Monday, June 12, 2017

magoosh and the lion

I have written of Magoosh before – a Lipan Apache born and raised along the Balcones Escarpment near San Antonio, then lived on the Nueces, and later near Nasciemento, Mexico, and finally dying on the Mescalero Reservation. In August of 1875 some rangers caught up to him and some other Apaches near Big Lake. After one or two of his fellow tribesmen had been killed, the rest scattered to meet up again later.

What follows is a reconstruction of Magoosh’s personal journey before he arrived at the meeting place – the little waterhole north of Castle Gap that Crane historian Joe Allen found by retracing the daily report of an Army patrol. When Magoosh skedaddled, he had gone north, hoping that the rangers would follow. He knew of very little water past the last draw filled with junipers (present day Centralia Draw.) If they would follow him beyond there he would pull them into the Lacy Draw region (near present day Garden City) and then hide the tracks of his horse the best he could and slip off to the west where the southernmost salt playas are (north of present day Midkiff.)

They did not follow – the Ranger Captain D.W. Roberts did not want to chance it. When the two met many years later it was not a particularly friendly meeting – Roberts would not shake his hand. He remembered Magoosh as a treacherous renegade who would not “stay put” on a reservation. Magoosh traveled quite a bit in those days, trying to convince more of his people still living in Mexico to move to the reservation in New Mexico. 

On this particular trip the group had decided to kidnap the pubescent German immigrants Willie Lehmann and his brother. The brother got away but Willie did not – in fact, Willie hid from the rangers during the brief attack and later traveled alone to the meeting place, as well. Willie believed all of his relatives dead, didn’t speak English, and was confused about what he was supposed to do and was just “going along” with everything. Carnoviste, the party’s captain, had formed a bond with him. Chiwat liked the kid, too and Chiwat was Magoosh’s acolyte as a shaman.   

Magoosh stopped on the north side of Centralia Draw to wait for the Rangers to catch up. They didn’t ever show up, so he dropped back down in the draw later that night, and stole a fresh horse from the stage station in the quietest hours of the night, when the dogs were sleeping. Magoosh, a man in his late fifties, had the most amazing skills of being “invisible.” When he wanted to have it happen, his presence was not “remarked upon” by the animals and birds that usually react to a human that is too close – no squawks or barks of surprise.

He reached a salt lake north of present-day Midkiff about noon. In a little rocky draw on its southeast corner was a spring. It was a blistering hot day, so Magoosh decided to rest until at least dark, and maybe even well into the night – he would just see how he felt. The watershed of the playa had received an isolated thunderstorm a week before, so about half of the floor of the lakebed had a skim of water on it. He could see hundreds of migrating sandpipers poking around in the mud.

After he and his horse felt saturated, and the horse had rolled a few times in the saltgrass, Magoosh led it to the big bluff on the south side of the lake. Above him was thirty or forty feet of chalky clay soil – and since when it erodes the substrate “melts” from saturation, little caves, strange hoodoo spires capped by big clumps of Alkali Sacaton, saltbush, and pickleweed made the surroundings just a little bizarre.

Raw data
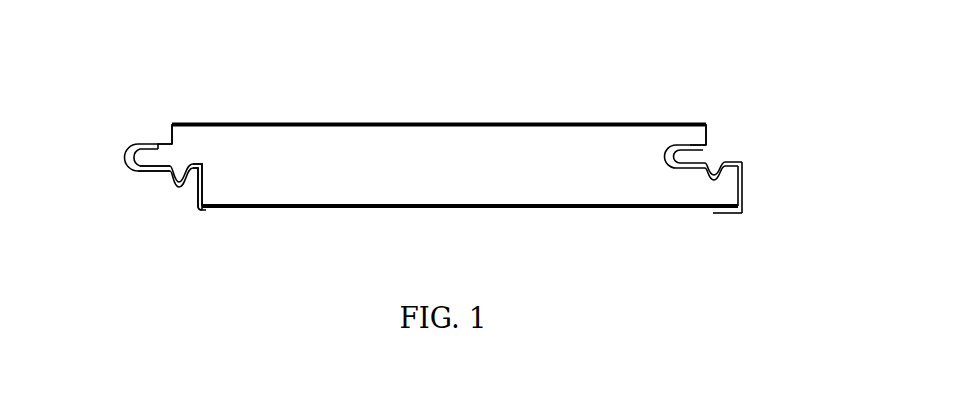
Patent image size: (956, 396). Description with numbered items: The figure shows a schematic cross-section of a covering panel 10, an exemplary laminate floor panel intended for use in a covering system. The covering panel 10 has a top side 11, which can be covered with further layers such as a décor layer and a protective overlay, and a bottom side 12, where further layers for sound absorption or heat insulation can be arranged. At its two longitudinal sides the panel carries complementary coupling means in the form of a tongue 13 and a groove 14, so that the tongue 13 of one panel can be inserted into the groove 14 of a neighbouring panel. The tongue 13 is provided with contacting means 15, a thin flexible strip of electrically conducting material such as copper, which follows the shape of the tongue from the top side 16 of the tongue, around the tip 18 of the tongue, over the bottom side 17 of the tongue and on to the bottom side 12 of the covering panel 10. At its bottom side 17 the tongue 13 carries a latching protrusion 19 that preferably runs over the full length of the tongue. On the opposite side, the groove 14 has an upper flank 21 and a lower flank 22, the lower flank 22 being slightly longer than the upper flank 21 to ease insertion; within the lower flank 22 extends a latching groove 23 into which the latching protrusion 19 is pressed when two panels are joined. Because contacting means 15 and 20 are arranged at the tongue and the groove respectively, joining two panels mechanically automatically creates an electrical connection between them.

To be done
Carry the account of Magoosh's journey forward from its last sentence. The listing plays no part in what comes next.

Task result
Magoosh chose a fine spot with a carpet of saltgrass and pulled out a stake out of his roll of blankets, pounded the stake in the ground, and tied the horse to it. He looked out across the water. Heat waves coming off of the flats and the water made the distant sandpipers wink in and out of view. He made a tunnel with both fists and looked through them – it helps with long distance viewing, you know. After isolating an upside down mirage image of a blacknecked stilt with its red legs and feet running on the sky, he yawned and stretched out. Within minutes he was asleep. 

Near sundown, and in a cave on the bluff to the northeast, another creature woke up. When it spotted Magoosh’s horse, it began to feel a hunger pang. As the sun set, the mountain lion gazed across the playa, contemplating its chances. Normally, when the lion stopped on his hunting circuit at the playa, he could find a band of wild horses and several small herds of pronghorn coming in daily to water at the spring. None had come all day, not even before Magoosh arrived. The lion had arrived late in the night and had headed directly to the cave after getting a drink.

 After dark, the cougar jumped from ledge to ledge to the top of the bluff and headed north to the top of the ridge above the playa. About half way up, he found the reason game had not come – he sniffed at the base of a big old mesquite (part of its trunk is in the Sibley Nature Center) and investigated the scent of three young lions just weaned and still traveling together. He could detect in the smell of the urine that they were hungry. The three had probably tried to make a kill and failed, spooking the game.

With that knowledge, he set out an easy lope around the playa, covering the two miles in just a few minutes. He eased along the bluff above Magoosh and the horse, analyzing the situation, plotting out how to kill the horse. The heat from the playa still radiated up and away, out of the basin of the salt lake, so the horse could not smell him.

Magoosh awoke while the lion was still thinking. It might have been a dream that filled him with a need to be on his way, or it might have been the fact that Magoosh admired mountain lions, wore a necklace of lion teeth, kept his arrows in a lionskin quiver and just woke up knowing what was happening. Without wasted movement he rolled up the blanket he’d been sleeping on, yanked the stake out of the ground and swung up on the horse in less than a minute and was kicking it into a trot.

The lion watched Magoosh ride off. It sat back on its haunches and screamed its otherworldly cry, which echoed back and forth across the playa.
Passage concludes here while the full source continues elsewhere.